*WORK TO BE COMPLETED:* Find every line of the listing below where "color" appears, and copy it.

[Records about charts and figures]
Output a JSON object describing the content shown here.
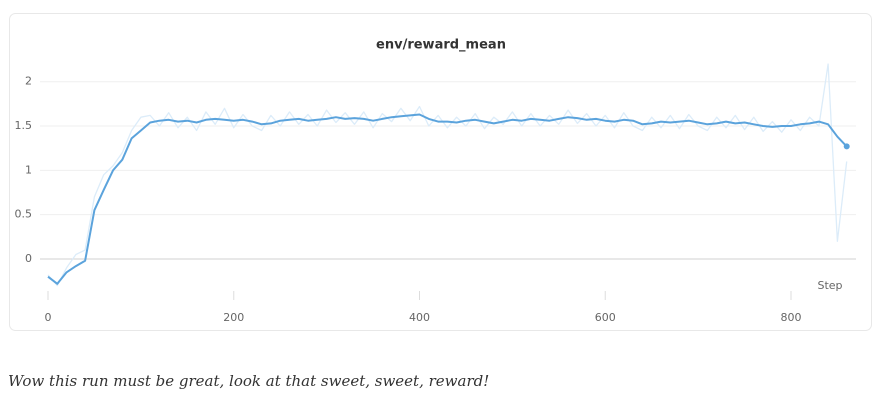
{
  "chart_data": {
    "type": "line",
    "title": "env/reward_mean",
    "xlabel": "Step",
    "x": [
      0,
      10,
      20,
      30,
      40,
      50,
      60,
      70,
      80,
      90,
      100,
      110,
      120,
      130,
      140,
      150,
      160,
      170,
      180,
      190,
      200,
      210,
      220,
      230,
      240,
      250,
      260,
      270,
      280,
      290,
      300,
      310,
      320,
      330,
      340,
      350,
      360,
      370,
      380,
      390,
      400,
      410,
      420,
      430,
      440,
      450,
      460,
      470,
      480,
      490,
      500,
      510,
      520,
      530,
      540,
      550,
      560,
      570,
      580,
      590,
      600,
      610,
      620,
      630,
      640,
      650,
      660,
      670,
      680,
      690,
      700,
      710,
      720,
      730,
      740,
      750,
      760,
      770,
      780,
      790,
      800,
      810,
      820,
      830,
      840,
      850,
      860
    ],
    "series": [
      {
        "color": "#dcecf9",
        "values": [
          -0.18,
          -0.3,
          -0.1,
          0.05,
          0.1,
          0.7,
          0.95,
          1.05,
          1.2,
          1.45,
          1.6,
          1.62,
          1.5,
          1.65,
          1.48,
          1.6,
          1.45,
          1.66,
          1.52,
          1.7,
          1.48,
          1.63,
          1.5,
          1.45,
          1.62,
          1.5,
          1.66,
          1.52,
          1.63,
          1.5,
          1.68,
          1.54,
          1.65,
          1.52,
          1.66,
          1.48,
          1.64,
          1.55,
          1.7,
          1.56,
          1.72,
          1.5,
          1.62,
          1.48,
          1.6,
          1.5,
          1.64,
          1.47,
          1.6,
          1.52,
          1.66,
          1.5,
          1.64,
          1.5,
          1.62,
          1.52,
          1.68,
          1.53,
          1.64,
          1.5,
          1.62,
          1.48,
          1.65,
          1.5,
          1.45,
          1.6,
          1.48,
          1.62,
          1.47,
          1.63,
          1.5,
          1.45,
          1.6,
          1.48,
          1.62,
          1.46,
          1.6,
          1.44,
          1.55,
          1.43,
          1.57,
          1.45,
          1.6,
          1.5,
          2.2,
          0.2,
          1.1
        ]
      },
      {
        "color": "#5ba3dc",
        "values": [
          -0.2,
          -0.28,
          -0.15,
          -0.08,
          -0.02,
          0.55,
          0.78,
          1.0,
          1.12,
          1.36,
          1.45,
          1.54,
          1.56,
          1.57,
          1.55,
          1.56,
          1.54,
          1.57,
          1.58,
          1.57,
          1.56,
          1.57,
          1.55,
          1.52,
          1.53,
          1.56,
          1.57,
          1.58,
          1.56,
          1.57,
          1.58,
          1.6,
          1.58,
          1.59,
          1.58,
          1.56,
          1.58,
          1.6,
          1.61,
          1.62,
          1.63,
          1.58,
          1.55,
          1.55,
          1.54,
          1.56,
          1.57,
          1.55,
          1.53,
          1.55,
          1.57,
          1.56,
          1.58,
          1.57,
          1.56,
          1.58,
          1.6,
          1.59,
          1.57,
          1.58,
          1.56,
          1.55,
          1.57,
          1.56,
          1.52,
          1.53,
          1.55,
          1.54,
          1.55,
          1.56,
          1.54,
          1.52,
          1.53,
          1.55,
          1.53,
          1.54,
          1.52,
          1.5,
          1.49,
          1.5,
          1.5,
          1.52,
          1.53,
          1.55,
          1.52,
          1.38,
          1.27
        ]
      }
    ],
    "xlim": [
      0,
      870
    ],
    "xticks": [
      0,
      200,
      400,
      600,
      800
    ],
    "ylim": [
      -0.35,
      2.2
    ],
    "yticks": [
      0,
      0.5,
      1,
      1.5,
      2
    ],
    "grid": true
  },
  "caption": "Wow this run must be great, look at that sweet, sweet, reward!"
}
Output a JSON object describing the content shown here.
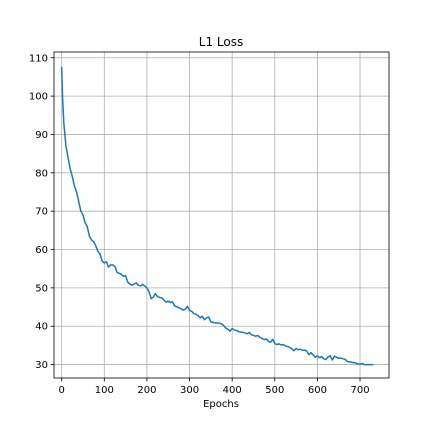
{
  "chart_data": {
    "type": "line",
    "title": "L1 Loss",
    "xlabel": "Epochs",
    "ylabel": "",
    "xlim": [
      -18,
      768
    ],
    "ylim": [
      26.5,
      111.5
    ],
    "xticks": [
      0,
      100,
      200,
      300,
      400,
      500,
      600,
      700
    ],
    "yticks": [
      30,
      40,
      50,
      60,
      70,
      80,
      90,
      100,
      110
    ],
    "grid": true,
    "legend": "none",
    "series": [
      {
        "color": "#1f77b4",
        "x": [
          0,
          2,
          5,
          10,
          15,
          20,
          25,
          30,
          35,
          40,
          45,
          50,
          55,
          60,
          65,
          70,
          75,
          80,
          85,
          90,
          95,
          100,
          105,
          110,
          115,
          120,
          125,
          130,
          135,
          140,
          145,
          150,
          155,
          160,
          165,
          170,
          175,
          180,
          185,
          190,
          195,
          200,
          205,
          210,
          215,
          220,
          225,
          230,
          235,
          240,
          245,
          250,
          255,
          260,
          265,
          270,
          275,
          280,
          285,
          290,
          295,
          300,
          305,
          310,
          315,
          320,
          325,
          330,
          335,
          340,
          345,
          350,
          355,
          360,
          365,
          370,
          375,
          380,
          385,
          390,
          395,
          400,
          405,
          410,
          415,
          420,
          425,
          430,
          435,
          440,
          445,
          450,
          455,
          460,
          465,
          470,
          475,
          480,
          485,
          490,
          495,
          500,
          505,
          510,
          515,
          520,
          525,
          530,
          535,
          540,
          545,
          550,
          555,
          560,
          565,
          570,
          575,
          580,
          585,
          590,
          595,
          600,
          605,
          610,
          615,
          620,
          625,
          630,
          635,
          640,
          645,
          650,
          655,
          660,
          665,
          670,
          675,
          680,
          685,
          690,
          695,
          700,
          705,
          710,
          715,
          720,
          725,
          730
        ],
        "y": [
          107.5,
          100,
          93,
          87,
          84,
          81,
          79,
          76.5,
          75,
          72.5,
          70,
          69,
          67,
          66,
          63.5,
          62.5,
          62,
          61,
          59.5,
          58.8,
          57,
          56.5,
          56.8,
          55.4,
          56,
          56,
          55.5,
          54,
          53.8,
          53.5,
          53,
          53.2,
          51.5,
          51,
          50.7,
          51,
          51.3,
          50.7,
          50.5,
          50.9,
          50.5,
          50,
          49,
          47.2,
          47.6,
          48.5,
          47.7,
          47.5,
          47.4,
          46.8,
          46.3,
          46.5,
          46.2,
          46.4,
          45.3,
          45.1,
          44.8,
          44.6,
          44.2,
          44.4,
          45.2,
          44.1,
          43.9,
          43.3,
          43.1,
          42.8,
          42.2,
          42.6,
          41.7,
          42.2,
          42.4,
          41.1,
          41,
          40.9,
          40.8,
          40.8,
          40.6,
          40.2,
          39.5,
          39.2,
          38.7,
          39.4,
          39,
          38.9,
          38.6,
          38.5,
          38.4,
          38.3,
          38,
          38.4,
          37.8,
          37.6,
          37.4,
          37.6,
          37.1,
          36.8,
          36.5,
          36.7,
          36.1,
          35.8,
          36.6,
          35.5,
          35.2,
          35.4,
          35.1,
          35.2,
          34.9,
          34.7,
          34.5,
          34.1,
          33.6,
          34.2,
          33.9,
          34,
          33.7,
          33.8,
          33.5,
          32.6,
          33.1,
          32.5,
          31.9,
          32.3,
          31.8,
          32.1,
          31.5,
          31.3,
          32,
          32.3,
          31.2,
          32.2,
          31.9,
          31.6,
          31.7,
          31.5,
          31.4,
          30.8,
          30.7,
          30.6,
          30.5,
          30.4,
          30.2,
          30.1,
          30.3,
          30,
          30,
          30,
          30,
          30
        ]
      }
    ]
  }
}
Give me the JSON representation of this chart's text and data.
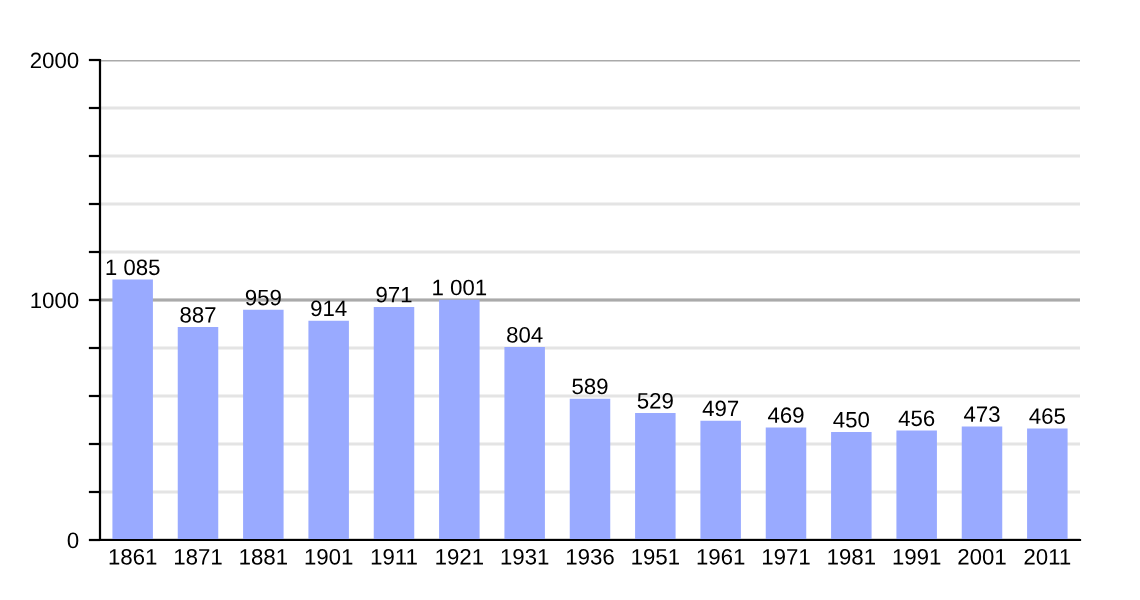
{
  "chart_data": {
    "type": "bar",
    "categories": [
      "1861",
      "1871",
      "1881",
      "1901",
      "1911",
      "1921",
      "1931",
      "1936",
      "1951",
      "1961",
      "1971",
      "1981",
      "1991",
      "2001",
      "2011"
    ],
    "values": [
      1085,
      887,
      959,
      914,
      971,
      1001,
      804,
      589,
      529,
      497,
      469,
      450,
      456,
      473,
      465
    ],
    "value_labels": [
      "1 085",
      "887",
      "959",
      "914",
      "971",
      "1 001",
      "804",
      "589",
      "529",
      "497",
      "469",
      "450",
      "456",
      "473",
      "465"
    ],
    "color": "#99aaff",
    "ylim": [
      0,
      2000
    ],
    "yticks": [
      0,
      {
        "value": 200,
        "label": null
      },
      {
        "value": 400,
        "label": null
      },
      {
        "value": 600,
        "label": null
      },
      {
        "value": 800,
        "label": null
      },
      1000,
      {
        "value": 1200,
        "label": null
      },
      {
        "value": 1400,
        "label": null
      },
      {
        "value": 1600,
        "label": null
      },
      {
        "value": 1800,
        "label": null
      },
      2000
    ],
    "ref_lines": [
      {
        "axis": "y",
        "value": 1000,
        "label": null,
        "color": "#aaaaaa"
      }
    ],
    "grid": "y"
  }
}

*SOLUTION:*
        "color": "#dcecf9",
        "color": "#5ba3dc",
        "color": "#1f77b4",
    "color": "#99aaff",
        "color": "#aaaaaa"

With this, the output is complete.